Dataset entries
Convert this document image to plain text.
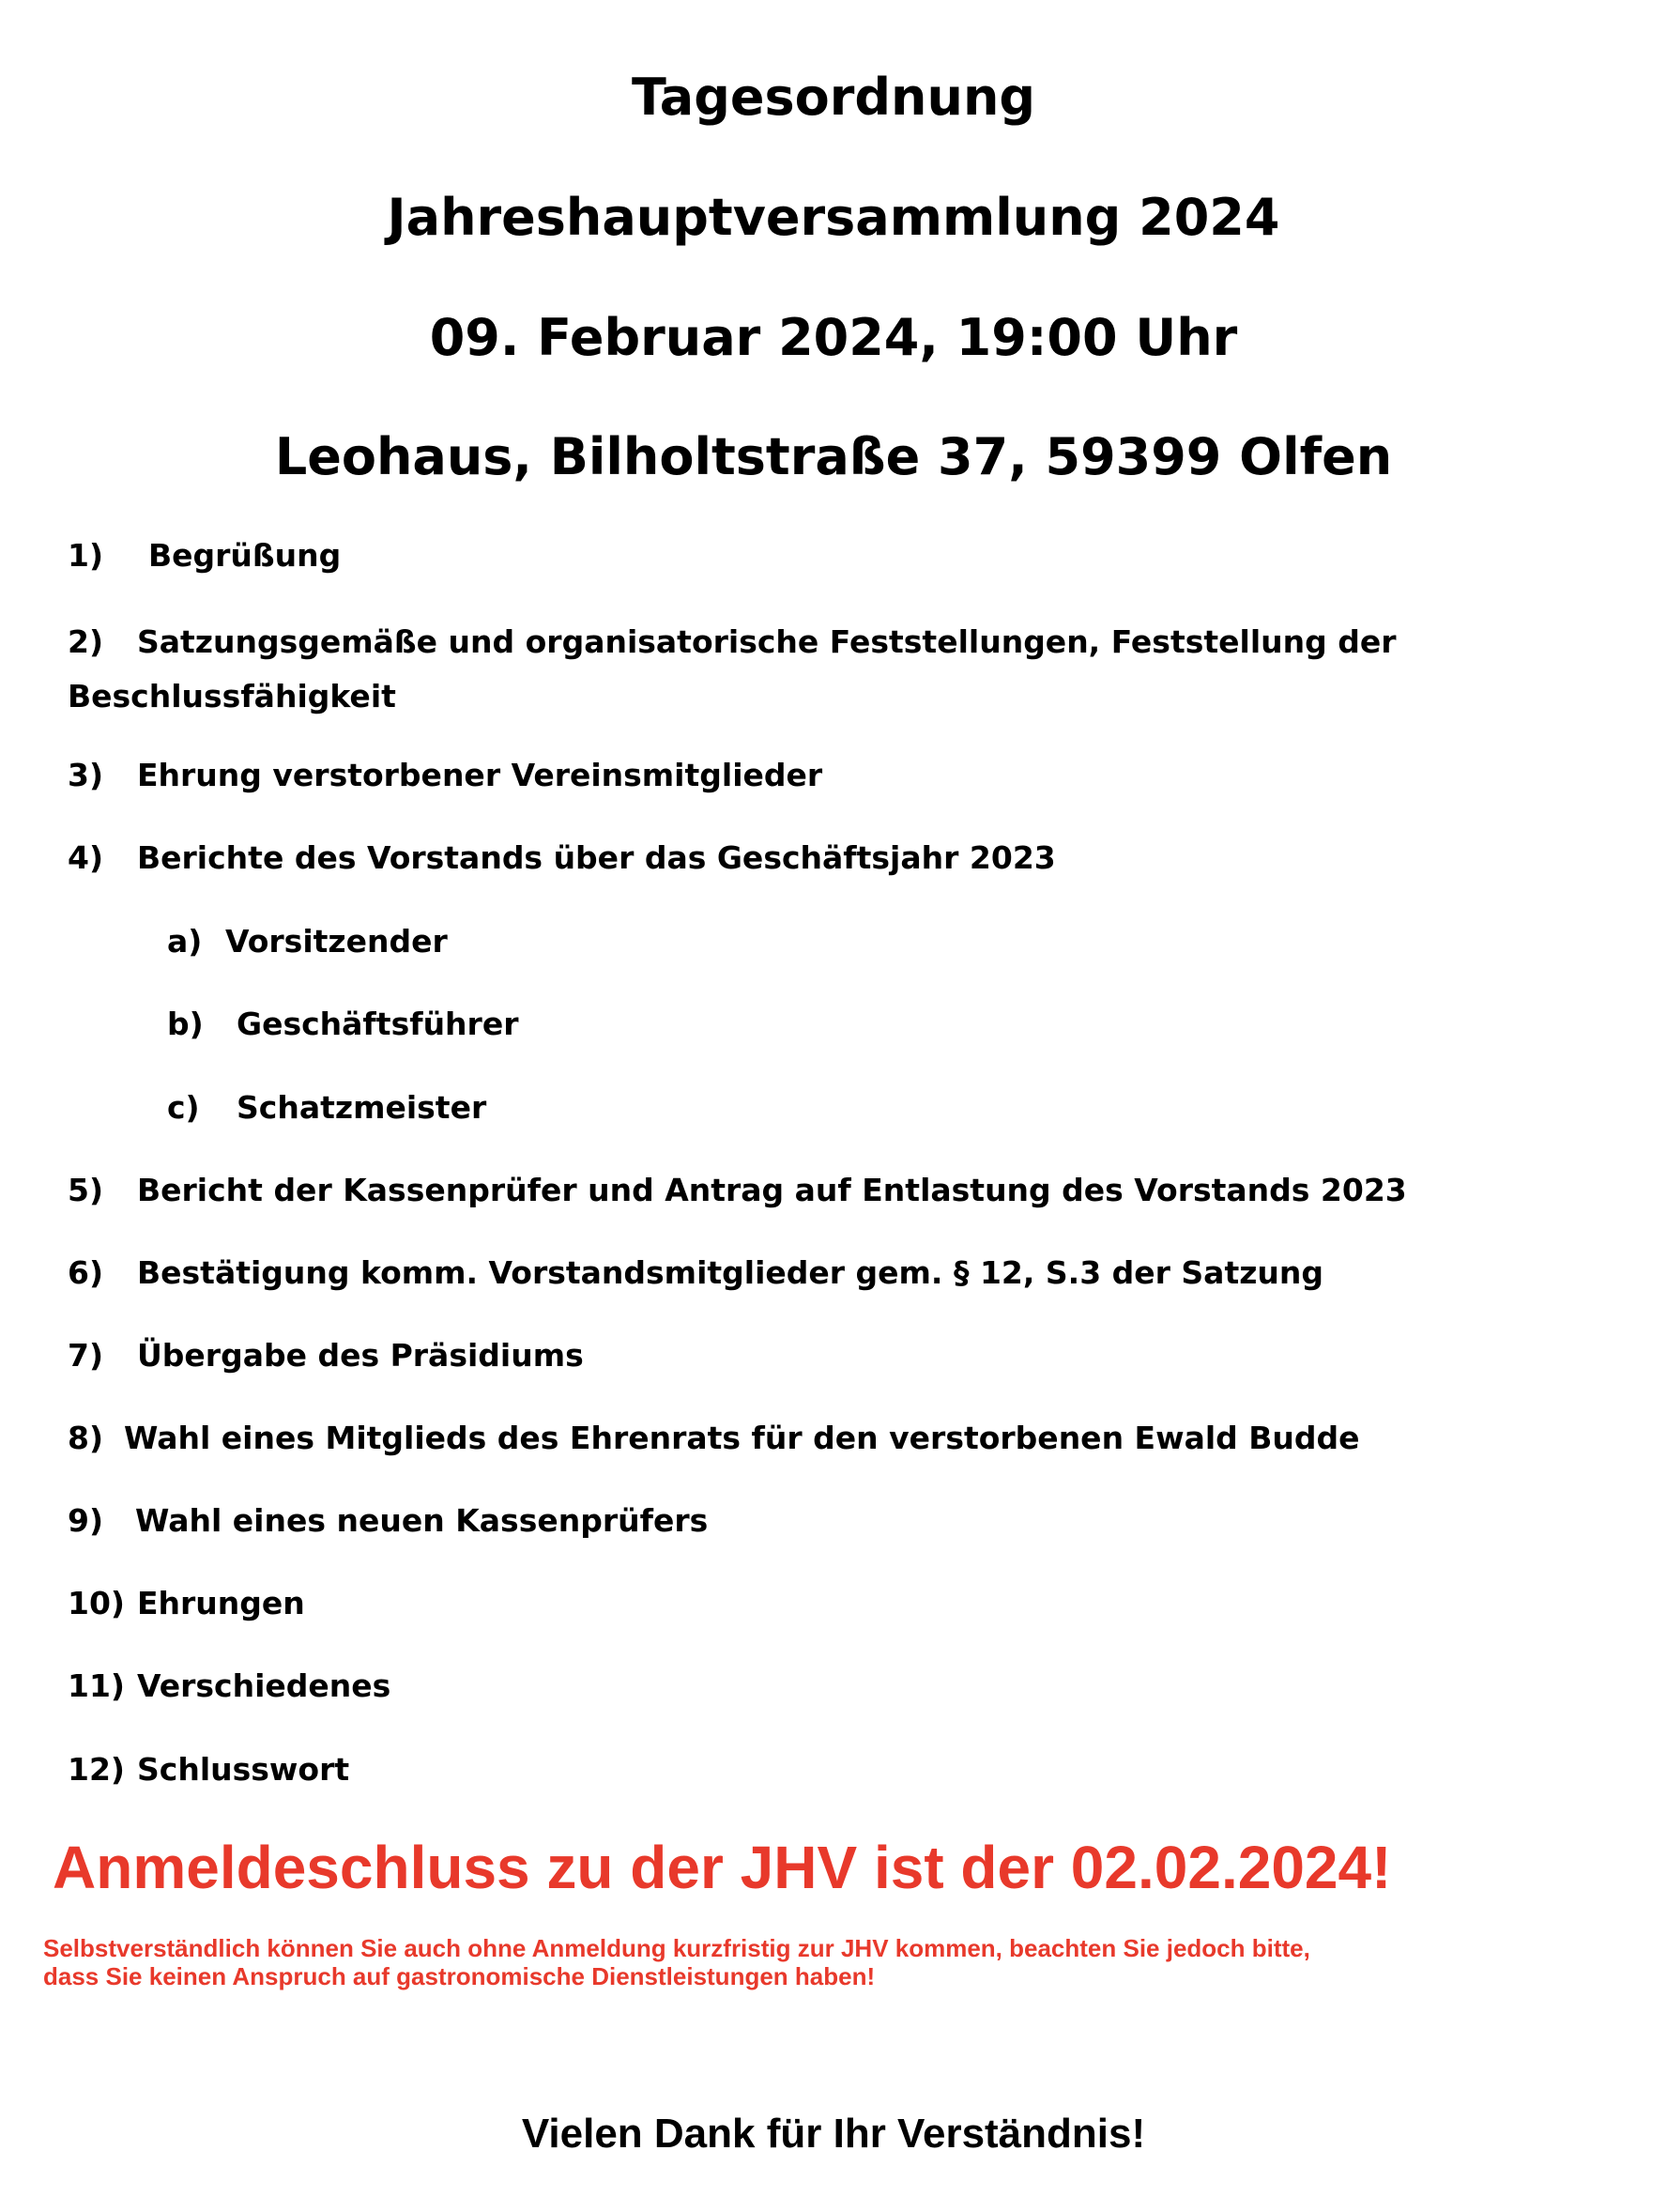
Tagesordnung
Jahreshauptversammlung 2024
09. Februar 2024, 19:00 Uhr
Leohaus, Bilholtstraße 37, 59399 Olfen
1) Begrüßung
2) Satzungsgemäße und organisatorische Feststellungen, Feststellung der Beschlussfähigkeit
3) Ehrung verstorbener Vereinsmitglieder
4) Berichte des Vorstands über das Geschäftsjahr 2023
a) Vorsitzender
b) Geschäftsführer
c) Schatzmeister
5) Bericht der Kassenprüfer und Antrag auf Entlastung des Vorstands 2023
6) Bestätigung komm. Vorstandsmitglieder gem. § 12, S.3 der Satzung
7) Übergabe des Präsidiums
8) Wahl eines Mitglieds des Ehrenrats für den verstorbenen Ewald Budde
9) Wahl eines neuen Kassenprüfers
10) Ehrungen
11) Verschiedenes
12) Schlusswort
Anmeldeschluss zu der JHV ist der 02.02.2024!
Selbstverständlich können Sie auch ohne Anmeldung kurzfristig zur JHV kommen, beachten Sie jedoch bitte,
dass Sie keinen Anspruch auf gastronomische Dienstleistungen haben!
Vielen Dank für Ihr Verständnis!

- What the task asks:
Work out how many lines in the records above contain the word "eines", and give only that number.

- Solution to this exercise:
2